▶ **What you need to do**:
Extract every line from the records below that contains the word "business".

····················

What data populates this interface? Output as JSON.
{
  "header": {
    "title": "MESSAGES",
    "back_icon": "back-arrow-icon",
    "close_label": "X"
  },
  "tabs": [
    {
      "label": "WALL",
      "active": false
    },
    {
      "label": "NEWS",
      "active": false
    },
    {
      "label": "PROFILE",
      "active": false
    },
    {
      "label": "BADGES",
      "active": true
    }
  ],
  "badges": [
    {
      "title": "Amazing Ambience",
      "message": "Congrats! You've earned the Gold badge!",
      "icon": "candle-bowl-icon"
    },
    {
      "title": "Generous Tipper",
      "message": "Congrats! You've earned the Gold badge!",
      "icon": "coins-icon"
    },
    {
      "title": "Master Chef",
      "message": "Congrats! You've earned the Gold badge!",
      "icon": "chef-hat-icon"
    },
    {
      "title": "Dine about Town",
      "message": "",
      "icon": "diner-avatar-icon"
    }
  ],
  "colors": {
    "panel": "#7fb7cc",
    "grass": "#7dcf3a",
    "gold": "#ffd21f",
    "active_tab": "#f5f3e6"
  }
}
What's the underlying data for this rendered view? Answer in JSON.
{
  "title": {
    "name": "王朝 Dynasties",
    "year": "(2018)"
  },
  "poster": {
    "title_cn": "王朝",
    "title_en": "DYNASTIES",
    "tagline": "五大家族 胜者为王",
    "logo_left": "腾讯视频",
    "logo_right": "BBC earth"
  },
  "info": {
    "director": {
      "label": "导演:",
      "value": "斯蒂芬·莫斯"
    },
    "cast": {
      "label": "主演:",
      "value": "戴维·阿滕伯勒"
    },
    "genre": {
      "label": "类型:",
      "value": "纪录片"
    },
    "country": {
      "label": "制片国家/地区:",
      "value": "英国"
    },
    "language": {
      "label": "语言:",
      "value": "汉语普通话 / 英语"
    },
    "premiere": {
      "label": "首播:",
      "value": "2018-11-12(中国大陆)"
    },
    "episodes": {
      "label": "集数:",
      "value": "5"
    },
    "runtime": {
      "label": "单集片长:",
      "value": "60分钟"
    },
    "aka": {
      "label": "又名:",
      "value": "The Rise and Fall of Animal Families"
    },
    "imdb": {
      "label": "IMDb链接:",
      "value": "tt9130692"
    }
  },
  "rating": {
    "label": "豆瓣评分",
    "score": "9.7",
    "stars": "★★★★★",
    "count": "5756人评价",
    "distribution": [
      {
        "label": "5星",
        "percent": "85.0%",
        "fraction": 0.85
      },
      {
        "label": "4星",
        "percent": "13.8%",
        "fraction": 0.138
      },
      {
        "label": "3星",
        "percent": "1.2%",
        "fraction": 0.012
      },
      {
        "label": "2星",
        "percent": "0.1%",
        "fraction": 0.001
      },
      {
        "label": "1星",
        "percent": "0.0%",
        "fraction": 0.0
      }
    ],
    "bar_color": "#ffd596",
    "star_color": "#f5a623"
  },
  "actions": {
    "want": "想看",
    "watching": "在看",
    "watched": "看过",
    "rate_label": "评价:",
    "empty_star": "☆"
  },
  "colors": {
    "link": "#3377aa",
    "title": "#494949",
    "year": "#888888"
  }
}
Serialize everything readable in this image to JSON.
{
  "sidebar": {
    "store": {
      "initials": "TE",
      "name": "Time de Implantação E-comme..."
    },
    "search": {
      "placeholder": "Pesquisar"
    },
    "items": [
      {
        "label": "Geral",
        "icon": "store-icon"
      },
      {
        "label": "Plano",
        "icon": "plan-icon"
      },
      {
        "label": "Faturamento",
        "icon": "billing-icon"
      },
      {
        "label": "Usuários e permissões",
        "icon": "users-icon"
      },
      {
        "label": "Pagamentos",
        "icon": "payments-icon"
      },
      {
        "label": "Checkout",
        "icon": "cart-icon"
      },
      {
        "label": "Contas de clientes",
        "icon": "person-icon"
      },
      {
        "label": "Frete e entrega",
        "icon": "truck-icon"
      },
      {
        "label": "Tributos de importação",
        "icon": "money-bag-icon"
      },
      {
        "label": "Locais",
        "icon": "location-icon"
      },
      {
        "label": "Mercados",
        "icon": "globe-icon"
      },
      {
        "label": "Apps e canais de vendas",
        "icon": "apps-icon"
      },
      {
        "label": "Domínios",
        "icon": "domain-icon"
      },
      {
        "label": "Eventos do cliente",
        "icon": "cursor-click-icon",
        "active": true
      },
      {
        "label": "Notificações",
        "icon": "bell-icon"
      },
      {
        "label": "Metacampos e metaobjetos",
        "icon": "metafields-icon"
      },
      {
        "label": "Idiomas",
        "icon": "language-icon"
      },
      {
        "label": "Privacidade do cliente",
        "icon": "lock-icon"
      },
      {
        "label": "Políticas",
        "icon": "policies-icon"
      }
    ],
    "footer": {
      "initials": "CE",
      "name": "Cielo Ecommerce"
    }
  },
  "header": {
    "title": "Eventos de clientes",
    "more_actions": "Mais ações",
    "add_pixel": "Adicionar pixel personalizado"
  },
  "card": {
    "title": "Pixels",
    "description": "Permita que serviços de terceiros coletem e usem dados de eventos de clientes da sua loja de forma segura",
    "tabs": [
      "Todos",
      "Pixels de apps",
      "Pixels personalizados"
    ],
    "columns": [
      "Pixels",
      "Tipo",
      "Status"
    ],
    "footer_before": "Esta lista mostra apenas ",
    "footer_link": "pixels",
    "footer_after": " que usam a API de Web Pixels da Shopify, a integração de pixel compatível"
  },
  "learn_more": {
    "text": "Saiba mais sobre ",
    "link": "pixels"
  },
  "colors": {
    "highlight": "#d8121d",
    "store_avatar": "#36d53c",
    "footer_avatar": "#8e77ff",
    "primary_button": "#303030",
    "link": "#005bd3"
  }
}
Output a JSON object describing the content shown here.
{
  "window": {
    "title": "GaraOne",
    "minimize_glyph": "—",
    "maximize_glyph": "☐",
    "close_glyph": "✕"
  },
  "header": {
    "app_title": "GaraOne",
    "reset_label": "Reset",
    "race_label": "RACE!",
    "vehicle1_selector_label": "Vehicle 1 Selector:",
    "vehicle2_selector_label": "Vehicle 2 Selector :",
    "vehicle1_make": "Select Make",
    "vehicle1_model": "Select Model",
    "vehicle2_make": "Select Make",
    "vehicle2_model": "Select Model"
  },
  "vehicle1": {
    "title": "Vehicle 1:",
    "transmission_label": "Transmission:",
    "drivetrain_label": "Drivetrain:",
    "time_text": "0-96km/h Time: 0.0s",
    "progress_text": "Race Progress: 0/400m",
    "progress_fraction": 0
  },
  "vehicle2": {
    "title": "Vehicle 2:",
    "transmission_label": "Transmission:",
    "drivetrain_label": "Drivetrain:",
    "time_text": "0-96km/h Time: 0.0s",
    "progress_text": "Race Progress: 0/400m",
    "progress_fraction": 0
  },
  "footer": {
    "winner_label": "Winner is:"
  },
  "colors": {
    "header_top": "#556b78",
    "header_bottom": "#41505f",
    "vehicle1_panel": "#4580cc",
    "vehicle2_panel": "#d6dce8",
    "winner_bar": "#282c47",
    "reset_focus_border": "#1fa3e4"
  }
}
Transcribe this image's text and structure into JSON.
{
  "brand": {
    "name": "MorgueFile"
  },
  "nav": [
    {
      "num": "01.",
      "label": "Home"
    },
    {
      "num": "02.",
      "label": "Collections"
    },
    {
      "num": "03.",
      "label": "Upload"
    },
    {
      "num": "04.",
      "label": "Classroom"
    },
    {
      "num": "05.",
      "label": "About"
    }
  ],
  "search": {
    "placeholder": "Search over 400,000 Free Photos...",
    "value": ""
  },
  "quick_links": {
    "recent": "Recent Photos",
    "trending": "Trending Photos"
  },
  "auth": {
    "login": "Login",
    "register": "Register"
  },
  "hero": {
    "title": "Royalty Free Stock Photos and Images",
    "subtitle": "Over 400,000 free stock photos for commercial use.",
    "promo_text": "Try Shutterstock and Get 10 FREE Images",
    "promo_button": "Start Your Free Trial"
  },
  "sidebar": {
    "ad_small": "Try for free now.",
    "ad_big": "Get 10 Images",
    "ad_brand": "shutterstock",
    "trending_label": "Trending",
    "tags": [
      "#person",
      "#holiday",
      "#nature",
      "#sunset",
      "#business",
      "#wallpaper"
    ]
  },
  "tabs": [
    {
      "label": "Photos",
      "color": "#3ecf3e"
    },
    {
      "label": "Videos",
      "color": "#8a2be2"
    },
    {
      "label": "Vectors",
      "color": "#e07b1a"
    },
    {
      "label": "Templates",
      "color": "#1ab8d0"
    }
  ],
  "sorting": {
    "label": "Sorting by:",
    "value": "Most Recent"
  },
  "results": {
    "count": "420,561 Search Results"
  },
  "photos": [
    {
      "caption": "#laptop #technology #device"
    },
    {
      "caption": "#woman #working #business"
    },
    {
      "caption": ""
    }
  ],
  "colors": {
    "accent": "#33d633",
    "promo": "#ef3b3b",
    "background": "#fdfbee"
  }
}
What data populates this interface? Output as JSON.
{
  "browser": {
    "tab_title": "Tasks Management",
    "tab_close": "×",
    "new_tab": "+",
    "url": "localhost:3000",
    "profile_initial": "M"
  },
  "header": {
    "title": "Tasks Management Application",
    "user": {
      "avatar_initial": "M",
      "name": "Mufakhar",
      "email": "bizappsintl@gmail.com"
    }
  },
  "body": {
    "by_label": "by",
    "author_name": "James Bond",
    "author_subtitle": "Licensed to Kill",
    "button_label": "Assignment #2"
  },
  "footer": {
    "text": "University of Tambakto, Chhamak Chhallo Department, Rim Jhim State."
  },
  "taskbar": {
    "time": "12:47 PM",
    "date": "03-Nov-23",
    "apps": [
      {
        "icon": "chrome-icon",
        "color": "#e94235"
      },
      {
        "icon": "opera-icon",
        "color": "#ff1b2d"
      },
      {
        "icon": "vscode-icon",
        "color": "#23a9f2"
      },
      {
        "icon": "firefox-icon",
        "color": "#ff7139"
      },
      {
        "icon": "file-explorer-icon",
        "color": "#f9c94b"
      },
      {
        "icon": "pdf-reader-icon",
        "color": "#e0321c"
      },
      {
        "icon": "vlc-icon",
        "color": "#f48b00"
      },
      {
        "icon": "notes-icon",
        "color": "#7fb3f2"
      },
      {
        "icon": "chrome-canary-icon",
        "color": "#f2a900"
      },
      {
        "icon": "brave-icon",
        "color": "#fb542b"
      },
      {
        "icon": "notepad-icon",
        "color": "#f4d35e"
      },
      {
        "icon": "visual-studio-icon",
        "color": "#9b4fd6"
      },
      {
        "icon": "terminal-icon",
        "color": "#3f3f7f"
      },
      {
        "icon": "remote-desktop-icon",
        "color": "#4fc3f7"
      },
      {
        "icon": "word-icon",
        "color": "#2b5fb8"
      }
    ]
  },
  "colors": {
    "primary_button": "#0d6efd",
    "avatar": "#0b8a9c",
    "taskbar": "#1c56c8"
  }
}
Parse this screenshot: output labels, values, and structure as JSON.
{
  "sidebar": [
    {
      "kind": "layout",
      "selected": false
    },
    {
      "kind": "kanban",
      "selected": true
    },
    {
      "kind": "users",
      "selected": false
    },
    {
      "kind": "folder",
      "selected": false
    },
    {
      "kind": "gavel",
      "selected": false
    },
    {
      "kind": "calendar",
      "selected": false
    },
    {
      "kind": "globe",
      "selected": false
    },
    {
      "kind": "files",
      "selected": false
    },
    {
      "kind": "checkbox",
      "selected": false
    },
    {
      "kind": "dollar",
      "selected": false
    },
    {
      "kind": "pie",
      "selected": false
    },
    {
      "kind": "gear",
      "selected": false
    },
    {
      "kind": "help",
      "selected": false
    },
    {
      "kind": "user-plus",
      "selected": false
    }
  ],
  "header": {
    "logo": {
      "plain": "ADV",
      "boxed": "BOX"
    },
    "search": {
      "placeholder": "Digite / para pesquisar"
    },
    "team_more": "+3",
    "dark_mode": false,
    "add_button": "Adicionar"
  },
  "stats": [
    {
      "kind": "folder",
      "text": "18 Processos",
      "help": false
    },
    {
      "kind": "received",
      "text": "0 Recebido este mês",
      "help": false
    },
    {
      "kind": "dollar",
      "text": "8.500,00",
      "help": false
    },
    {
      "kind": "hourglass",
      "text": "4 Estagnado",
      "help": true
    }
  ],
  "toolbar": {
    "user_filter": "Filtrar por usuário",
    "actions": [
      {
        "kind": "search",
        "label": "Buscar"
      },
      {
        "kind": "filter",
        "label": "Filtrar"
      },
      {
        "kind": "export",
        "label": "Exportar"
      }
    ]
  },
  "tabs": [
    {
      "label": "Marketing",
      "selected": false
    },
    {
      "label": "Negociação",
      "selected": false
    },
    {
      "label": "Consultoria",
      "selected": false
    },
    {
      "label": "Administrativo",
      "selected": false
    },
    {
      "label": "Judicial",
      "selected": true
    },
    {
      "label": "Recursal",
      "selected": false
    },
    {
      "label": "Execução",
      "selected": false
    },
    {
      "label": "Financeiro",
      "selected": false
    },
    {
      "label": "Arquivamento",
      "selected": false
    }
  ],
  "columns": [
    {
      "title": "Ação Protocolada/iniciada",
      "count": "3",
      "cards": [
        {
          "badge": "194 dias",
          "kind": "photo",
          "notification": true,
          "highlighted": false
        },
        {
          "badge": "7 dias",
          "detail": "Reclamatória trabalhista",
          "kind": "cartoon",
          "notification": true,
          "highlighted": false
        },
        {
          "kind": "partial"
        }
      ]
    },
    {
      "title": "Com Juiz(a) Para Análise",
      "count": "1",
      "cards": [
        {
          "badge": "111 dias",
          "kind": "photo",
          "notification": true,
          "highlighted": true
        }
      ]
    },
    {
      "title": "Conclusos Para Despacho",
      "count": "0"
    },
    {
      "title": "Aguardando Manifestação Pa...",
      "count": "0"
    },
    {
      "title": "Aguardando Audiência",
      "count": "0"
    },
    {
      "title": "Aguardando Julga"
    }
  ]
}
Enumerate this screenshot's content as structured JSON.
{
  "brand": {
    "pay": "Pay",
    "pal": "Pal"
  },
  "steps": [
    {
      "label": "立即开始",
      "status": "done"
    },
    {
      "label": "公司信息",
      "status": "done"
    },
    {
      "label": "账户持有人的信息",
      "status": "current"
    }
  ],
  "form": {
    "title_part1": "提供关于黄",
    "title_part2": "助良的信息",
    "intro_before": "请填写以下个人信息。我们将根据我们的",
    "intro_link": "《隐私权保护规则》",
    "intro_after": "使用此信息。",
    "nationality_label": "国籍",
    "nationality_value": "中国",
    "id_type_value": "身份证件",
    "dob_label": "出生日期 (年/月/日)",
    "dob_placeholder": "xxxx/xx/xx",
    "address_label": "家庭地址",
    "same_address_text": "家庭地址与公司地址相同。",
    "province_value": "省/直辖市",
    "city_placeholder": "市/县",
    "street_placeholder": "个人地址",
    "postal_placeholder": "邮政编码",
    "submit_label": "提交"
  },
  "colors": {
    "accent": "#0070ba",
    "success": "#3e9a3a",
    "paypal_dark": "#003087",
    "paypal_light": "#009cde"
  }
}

····················

▶ **Answer to the task**:
      "#business",
      "caption": "#woman #working #business"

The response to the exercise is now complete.